§ **Problem requirements**: Locate each line in the records containing "Glass". Copy it.

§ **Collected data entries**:
________________
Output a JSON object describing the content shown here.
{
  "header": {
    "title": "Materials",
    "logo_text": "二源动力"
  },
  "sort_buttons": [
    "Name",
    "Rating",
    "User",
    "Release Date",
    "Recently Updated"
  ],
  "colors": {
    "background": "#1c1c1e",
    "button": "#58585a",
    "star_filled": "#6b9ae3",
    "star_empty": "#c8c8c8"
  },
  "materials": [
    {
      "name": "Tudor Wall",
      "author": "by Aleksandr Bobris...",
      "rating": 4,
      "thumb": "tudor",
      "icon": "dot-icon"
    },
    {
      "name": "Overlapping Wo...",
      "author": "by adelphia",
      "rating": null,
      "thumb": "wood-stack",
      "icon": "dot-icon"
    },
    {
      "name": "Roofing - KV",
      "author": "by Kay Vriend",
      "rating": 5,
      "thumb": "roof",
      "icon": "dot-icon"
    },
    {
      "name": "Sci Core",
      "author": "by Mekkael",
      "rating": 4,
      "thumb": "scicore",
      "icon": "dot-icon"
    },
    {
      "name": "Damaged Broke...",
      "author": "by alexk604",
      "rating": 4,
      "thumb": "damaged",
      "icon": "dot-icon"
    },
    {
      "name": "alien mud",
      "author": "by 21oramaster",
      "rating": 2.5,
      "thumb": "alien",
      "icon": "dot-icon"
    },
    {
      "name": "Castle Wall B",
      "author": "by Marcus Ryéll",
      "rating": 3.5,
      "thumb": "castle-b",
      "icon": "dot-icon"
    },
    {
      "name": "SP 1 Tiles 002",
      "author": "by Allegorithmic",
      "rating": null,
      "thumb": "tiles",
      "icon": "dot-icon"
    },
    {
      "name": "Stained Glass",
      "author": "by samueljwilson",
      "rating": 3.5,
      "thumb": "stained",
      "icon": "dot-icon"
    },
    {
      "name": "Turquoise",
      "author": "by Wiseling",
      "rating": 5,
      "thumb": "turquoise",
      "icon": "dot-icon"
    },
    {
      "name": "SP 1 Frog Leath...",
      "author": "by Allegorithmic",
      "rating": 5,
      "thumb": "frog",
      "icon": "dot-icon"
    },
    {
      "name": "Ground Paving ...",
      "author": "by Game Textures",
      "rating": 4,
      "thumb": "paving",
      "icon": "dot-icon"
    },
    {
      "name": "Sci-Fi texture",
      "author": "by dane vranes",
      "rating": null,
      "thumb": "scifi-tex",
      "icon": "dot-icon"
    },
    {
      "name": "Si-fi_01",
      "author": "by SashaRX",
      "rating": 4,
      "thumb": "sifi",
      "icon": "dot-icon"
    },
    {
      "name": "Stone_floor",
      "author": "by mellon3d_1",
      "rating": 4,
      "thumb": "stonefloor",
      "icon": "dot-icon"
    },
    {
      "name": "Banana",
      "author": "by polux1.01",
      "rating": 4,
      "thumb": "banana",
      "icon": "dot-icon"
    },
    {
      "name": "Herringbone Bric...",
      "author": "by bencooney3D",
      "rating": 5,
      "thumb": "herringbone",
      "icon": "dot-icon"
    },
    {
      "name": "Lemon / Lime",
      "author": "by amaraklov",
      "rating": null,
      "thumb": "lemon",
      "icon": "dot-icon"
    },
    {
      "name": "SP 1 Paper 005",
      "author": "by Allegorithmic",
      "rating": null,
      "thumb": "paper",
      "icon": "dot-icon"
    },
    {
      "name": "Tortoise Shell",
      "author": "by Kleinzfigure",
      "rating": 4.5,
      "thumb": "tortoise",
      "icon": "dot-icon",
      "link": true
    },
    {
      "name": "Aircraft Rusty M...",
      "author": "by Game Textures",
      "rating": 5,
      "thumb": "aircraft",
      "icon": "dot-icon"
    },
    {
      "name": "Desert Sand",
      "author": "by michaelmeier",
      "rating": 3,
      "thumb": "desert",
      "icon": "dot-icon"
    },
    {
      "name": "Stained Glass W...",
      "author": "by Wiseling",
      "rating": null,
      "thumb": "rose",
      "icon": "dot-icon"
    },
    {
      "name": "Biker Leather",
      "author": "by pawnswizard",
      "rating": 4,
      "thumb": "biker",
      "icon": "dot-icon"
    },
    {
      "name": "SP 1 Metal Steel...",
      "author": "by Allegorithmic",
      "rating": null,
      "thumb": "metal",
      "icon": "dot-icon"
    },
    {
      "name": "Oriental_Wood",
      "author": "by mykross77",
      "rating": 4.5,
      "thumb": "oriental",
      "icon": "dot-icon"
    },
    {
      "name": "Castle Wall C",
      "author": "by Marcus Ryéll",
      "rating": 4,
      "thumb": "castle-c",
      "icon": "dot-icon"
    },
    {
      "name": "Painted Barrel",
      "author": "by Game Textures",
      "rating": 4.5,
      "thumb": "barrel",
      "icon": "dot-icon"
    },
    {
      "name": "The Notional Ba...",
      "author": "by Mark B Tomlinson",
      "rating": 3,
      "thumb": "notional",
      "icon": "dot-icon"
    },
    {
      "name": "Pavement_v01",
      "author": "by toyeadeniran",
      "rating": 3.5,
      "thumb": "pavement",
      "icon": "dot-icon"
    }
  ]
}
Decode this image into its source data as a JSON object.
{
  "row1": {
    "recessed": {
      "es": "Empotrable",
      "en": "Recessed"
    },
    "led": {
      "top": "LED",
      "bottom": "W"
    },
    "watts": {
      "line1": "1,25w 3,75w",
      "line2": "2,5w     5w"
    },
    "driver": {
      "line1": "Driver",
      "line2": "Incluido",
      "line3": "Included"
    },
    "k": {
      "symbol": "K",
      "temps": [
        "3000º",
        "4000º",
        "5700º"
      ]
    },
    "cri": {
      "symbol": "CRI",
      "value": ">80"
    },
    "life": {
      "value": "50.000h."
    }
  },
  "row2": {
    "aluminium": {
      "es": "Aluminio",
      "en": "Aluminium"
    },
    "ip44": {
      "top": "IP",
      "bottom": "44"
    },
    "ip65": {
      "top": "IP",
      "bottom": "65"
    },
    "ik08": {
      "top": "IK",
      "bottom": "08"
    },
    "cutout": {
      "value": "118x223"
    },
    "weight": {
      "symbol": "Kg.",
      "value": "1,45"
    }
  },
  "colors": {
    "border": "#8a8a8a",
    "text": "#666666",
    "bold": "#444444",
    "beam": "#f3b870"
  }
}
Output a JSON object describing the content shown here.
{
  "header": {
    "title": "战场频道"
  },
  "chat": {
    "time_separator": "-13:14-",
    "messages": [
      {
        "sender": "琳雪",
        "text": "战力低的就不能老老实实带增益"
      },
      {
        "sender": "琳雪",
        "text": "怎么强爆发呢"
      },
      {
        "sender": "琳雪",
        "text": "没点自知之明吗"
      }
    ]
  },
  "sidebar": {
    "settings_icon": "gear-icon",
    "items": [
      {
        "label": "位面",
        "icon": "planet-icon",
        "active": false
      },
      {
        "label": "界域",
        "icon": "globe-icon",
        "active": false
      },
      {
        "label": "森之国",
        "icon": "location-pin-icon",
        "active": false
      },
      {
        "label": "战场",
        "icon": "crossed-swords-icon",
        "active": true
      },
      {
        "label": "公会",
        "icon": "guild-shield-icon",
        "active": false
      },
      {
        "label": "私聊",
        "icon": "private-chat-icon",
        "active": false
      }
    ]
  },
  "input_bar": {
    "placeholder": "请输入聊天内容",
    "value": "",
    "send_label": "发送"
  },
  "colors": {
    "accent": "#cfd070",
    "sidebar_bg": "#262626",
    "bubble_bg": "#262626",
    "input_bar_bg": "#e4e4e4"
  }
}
________________
§ **Finished answer**:
      "name": "Stained Glass",
      "name": "Stained Glass W...",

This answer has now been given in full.